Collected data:
+++
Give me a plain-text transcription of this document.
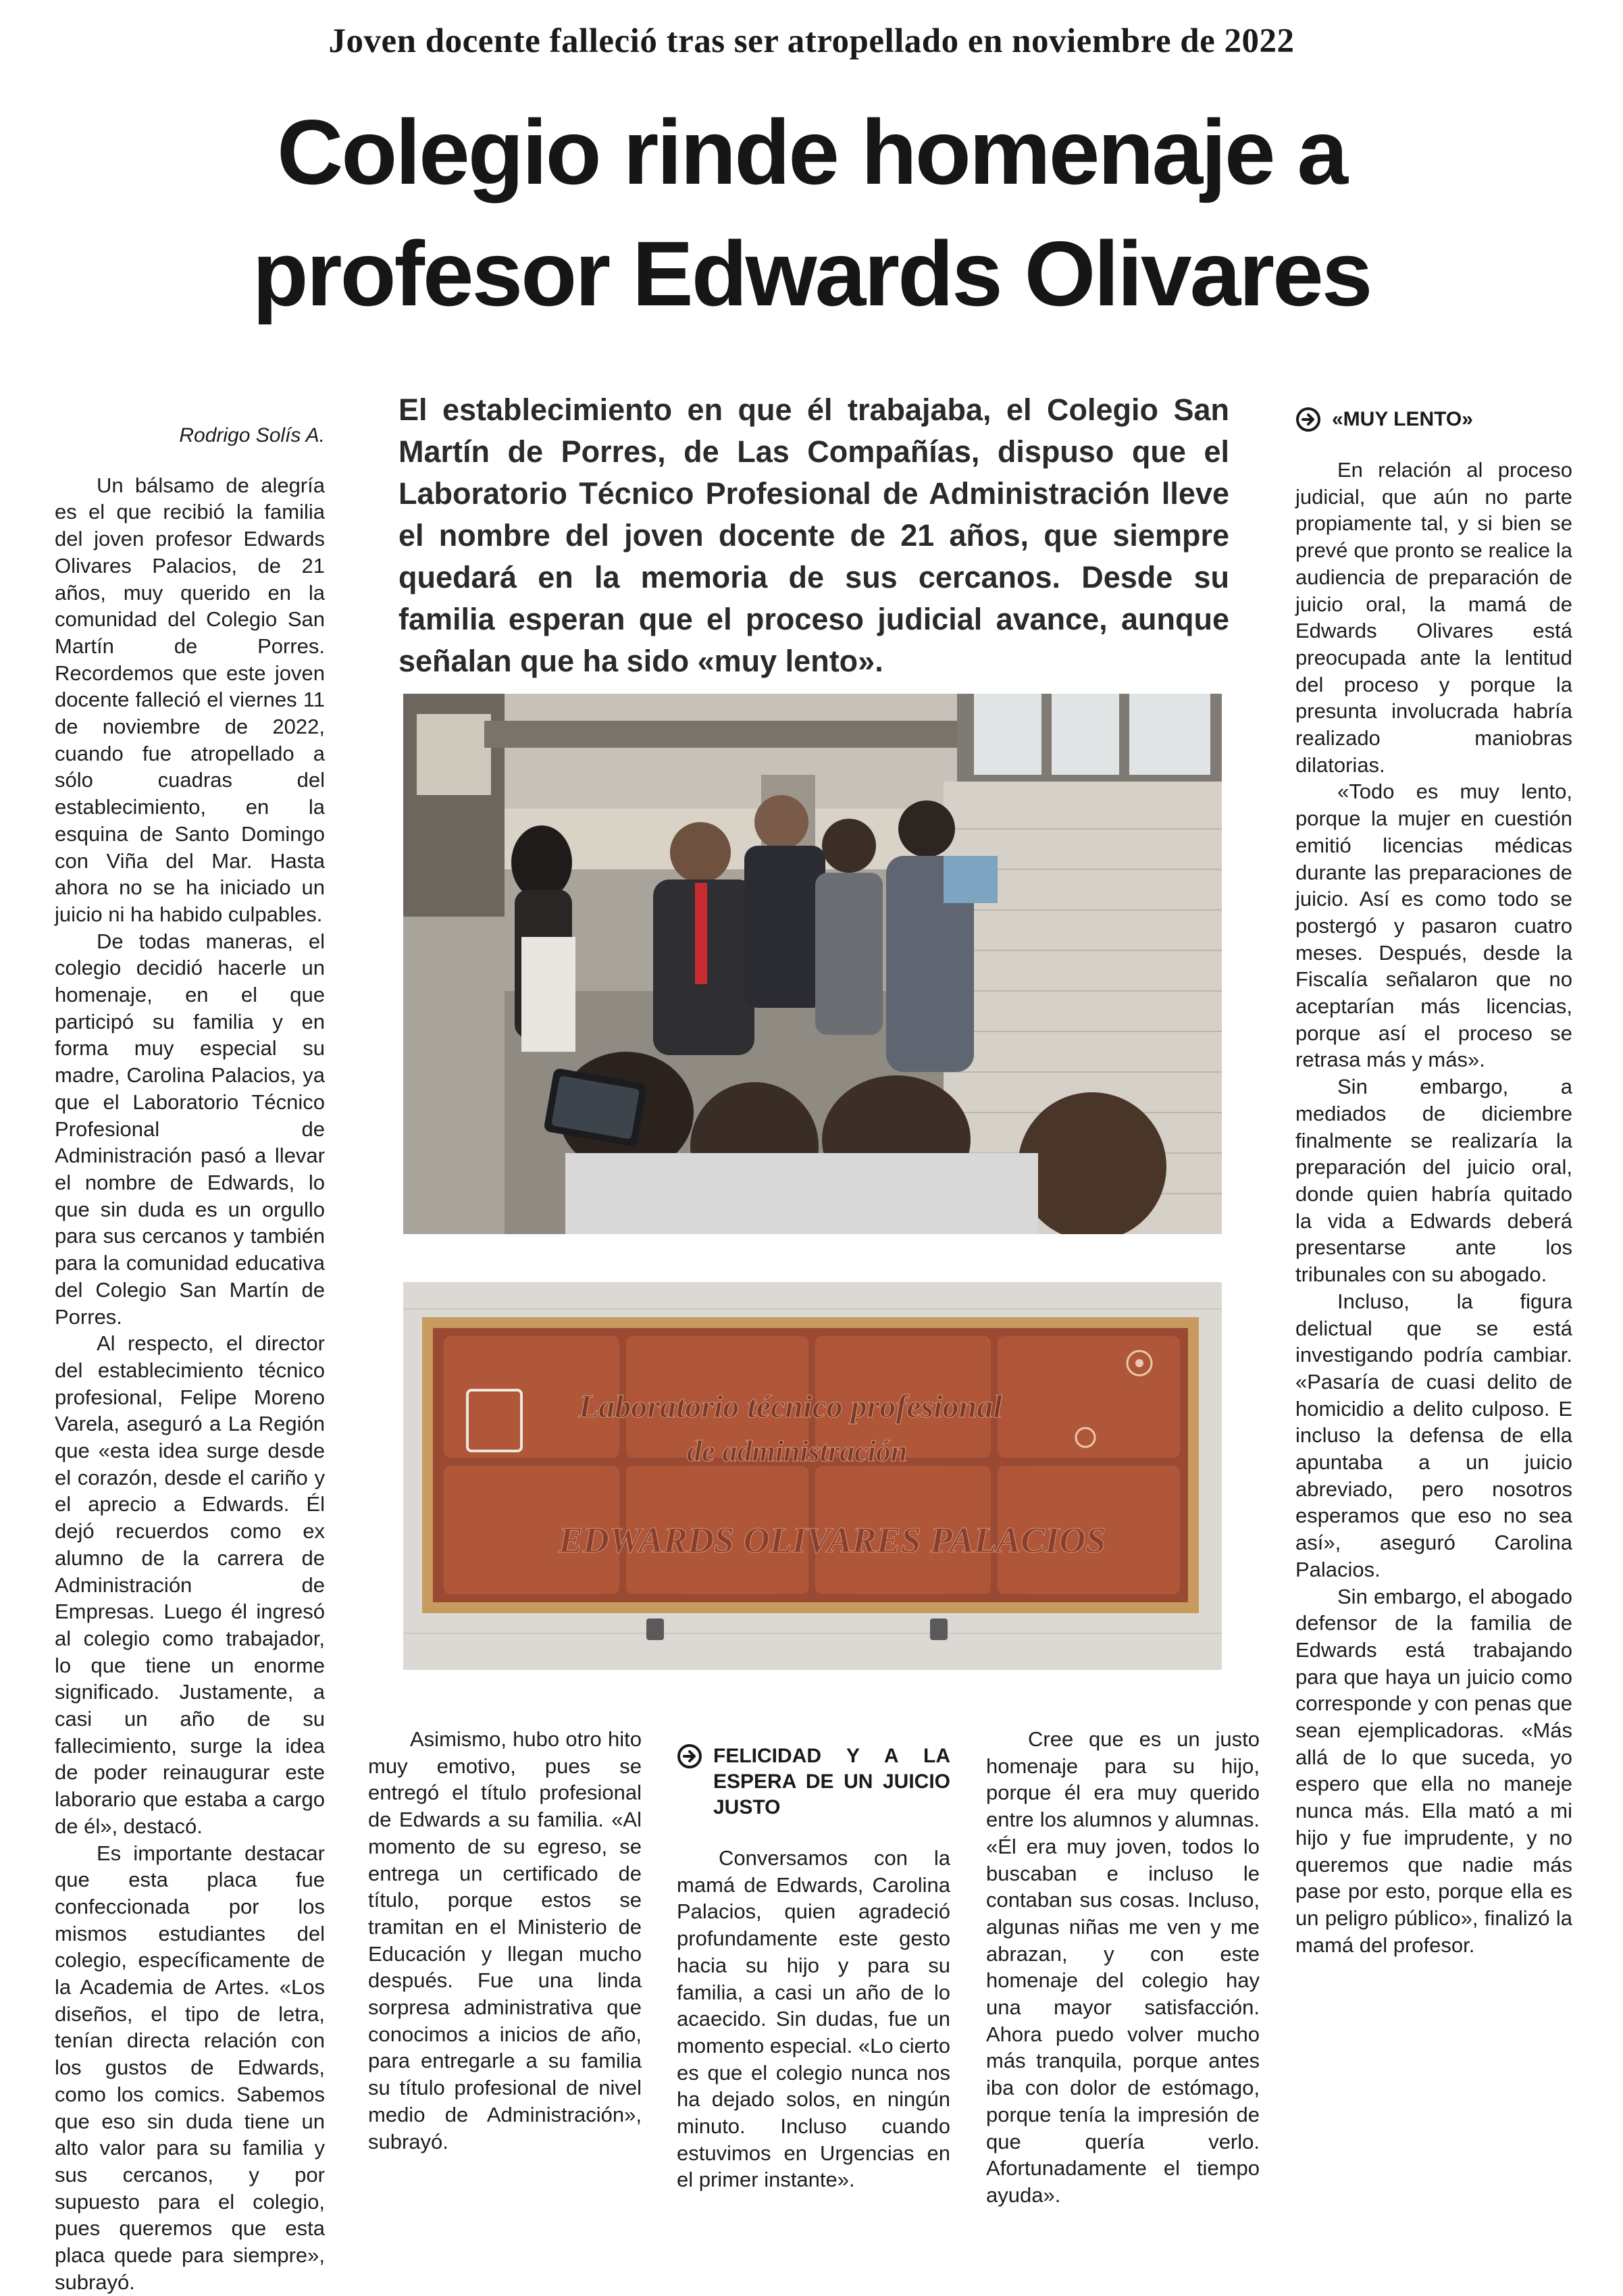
Joven docente falleció tras ser atropellado en noviembre de 2022
Colegio rinde homenaje a
profesor Edwards Olivares

Rodrigo Solís A.

Un bálsamo de alegría es el que recibió la familia del joven profesor Edwards Olivares Palacios, de 21 años, muy querido en la comunidad del Colegio San Martín de Porres. Recordemos que este joven docente falleció el viernes 11 de noviembre de 2022, cuando fue atropellado a sólo cuadras del establecimiento, en la esquina de Santo Domingo con Viña del Mar. Hasta ahora no se ha iniciado un juicio ni ha habido culpables.

De todas maneras, el colegio decidió hacerle un homenaje, en el que participó su familia y en forma muy especial su madre, Carolina Palacios, ya que el Laboratorio Técnico Profesional de Administración pasó a llevar el nombre de Edwards, lo que sin duda es un orgullo para sus cercanos y también para la comunidad educativa del Colegio San Martín de Porres.

Al respecto, el director del establecimiento técnico profesional, Felipe Moreno Varela, aseguró a La Región que «esta idea surge desde el corazón, desde el cariño y el aprecio a Edwards. Él dejó recuerdos como ex alumno de la carrera de Administración de Empresas. Luego él ingresó al colegio como trabajador, lo que tiene un enorme significado. Justamente, a casi un año de su fallecimiento, surge la idea de poder reinaugurar este laborario que estaba a cargo de él», destacó.

Es importante destacar que esta placa fue confeccionada por los mismos estudiantes del colegio, específicamente de la Academia de Artes. «Los diseños, el tipo de letra, tenían directa relación con los gustos de Edwards, como los comics. Sabemos que eso sin duda tiene un alto valor para su familia y sus cercanos, y por supuesto para el colegio, pues queremos que esta placa quede para siempre», subrayó.

El establecimiento en que él trabajaba, el Colegio San Martín de Porres, de Las Compañías, dispuso que el Laboratorio Técnico Profesional de Administración lleve el nombre del joven docente de 21 años, que siempre quedará en la memoria de sus cercanos. Desde su familia esperan que el proceso judicial avance, aunque señalan que ha sido «muy lento».
Laboratorio técnico profesional
de administración
EDWARDS OLIVARES PALACIOS

Asimismo, hubo otro hito muy emotivo, pues se entregó el título profesional de Edwards a su familia. «Al momento de su egreso, se entrega un certificado de título, porque estos se tramitan en el Ministerio de Educación y llegan mucho después. Fue una linda sorpresa administrativa que conocimos a inicios de año, para entregarle a su familia su título profesional de nivel medio de Administración», subrayó.

FELICIDAD Y A LA ESPERA DE UN JUICIO JUSTO

Conversamos con la mamá de Edwards, Carolina Palacios, quien agradeció profundamente este gesto hacia su hijo y para su familia, a casi un año de lo acaecido. Sin dudas, fue un momento especial. «Lo cierto es que el colegio nunca nos ha dejado solos, en ningún minuto. Incluso cuando estuvimos en Urgencias en el primer instante».

Cree que es un justo homenaje para su hijo, porque él era muy querido entre los alumnos y alumnas. «Él era muy joven, todos lo buscaban e incluso le contaban sus cosas. Incluso, algunas niñas me ven y me abrazan, y con este homenaje del colegio hay una mayor satisfacción. Ahora puedo volver mucho más tranquila, porque antes iba con dolor de estómago, porque tenía la impresión de que quería verlo. Afortunadamente el tiempo ayuda».

«MUY LENTO»

En relación al proceso judicial, que aún no parte propiamente tal, y si bien se prevé que pronto se realice la audiencia de preparación de juicio oral, la mamá de Edwards Olivares está preocupada ante la lentitud del proceso y porque la presunta involucrada habría realizado maniobras dilatorias.

«Todo es muy lento, porque la mujer en cuestión emitió licencias médicas durante las preparaciones de juicio. Así es como todo se postergó y pasaron cuatro meses. Después, desde la Fiscalía señalaron que no aceptarían más licencias, porque así el proceso se retrasa más y más».

Sin embargo, a mediados de diciembre finalmente se realizaría la preparación del juicio oral, donde quien habría quitado la vida a Edwards deberá presentarse ante los tribunales con su abogado.

Incluso, la figura delictual que se está investigando podría cambiar. «Pasaría de cuasi delito de homicidio a delito culposo. E incluso la defensa de ella apuntaba a un juicio abreviado, pero nosotros esperamos que eso no sea así», aseguró Carolina Palacios.

Sin embargo, el abogado defensor de la familia de Edwards está trabajando para que haya un juicio como corresponde y con penas que sean ejemplicadoras. «Más allá de lo que suceda, yo espero que ella no maneje nunca más. Ella mató a mi hijo y fue imprudente, y no queremos que nadie más pase por esto, porque ella es un peligro público», finalizó la mamá del profesor.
+++
__THE TASK__:
Write out all the entries exactly, except for the pictures.

__COMPLETE RESPONSE__:
Give me a plain-text transcription of this document.
Joven docente falleció tras ser atropellado en noviembre de 2022
Colegio rinde homenaje a
profesor Edwards Olivares

Rodrigo Solís A.

Un bálsamo de alegría es el que recibió la familia del joven profesor Edwards Olivares Palacios, de 21 años, muy querido en la comunidad del Colegio San Martín de Porres. Recordemos que este joven docente falleció el viernes 11 de noviembre de 2022, cuando fue atropellado a sólo cuadras del establecimiento, en la esquina de Santo Domingo con Viña del Mar. Hasta ahora no se ha iniciado un juicio ni ha habido culpables.

De todas maneras, el colegio decidió hacerle un homenaje, en el que participó su familia y en forma muy especial su madre, Carolina Palacios, ya que el Laboratorio Técnico Profesional de Administración pasó a llevar el nombre de Edwards, lo que sin duda es un orgullo para sus cercanos y también para la comunidad educativa del Colegio San Martín de Porres.

Al respecto, el director del establecimiento técnico profesional, Felipe Moreno Varela, aseguró a La Región que «esta idea surge desde el corazón, desde el cariño y el aprecio a Edwards. Él dejó recuerdos como ex alumno de la carrera de Administración de Empresas. Luego él ingresó al colegio como trabajador, lo que tiene un enorme significado. Justamente, a casi un año de su fallecimiento, surge la idea de poder reinaugurar este laborario que estaba a cargo de él», destacó.

Es importante destacar que esta placa fue confeccionada por los mismos estudiantes del colegio, específicamente de la Academia de Artes. «Los diseños, el tipo de letra, tenían directa relación con los gustos de Edwards, como los comics. Sabemos que eso sin duda tiene un alto valor para su familia y sus cercanos, y por supuesto para el colegio, pues queremos que esta placa quede para siempre», subrayó.

El establecimiento en que él trabajaba, el Colegio San Martín de Porres, de Las Compañías, dispuso que el Laboratorio Técnico Profesional de Administración lleve el nombre del joven docente de 21 años, que siempre quedará en la memoria de sus cercanos. Desde su familia esperan que el proceso judicial avance, aunque señalan que ha sido «muy lento».
Laboratorio técnico profesional
de administración
EDWARDS OLIVARES PALACIOS

Asimismo, hubo otro hito muy emotivo, pues se entregó el título profesional de Edwards a su familia. «Al momento de su egreso, se entrega un certificado de título, porque estos se tramitan en el Ministerio de Educación y llegan mucho después. Fue una linda sorpresa administrativa que conocimos a inicios de año, para entregarle a su familia su título profesional de nivel medio de Administración», subrayó.

FELICIDAD Y A LA ESPERA DE UN JUICIO JUSTO

Conversamos con la mamá de Edwards, Carolina Palacios, quien agradeció profundamente este gesto hacia su hijo y para su familia, a casi un año de lo acaecido. Sin dudas, fue un momento especial. «Lo cierto es que el colegio nunca nos ha dejado solos, en ningún minuto. Incluso cuando estuvimos en Urgencias en el primer instante».

Cree que es un justo homenaje para su hijo, porque él era muy querido entre los alumnos y alumnas. «Él era muy joven, todos lo buscaban e incluso le contaban sus cosas. Incluso, algunas niñas me ven y me abrazan, y con este homenaje del colegio hay una mayor satisfacción. Ahora puedo volver mucho más tranquila, porque antes iba con dolor de estómago, porque tenía la impresión de que quería verlo. Afortunadamente el tiempo ayuda».

«MUY LENTO»

En relación al proceso judicial, que aún no parte propiamente tal, y si bien se prevé que pronto se realice la audiencia de preparación de juicio oral, la mamá de Edwards Olivares está preocupada ante la lentitud del proceso y porque la presunta involucrada habría realizado maniobras dilatorias.

«Todo es muy lento, porque la mujer en cuestión emitió licencias médicas durante las preparaciones de juicio. Así es como todo se postergó y pasaron cuatro meses. Después, desde la Fiscalía señalaron que no aceptarían más licencias, porque así el proceso se retrasa más y más».

Sin embargo, a mediados de diciembre finalmente se realizaría la preparación del juicio oral, donde quien habría quitado la vida a Edwards deberá presentarse ante los tribunales con su abogado.

Incluso, la figura delictual que se está investigando podría cambiar. «Pasaría de cuasi delito de homicidio a delito culposo. E incluso la defensa de ella apuntaba a un juicio abreviado, pero nosotros esperamos que eso no sea así», aseguró Carolina Palacios.

Sin embargo, el abogado defensor de la familia de Edwards está trabajando para que haya un juicio como corresponde y con penas que sean ejemplicadoras. «Más allá de lo que suceda, yo espero que ella no maneje nunca más. Ella mató a mi hijo y fue imprudente, y no queremos que nadie más pase por esto, porque ella es un peligro público», finalizó la mamá del profesor.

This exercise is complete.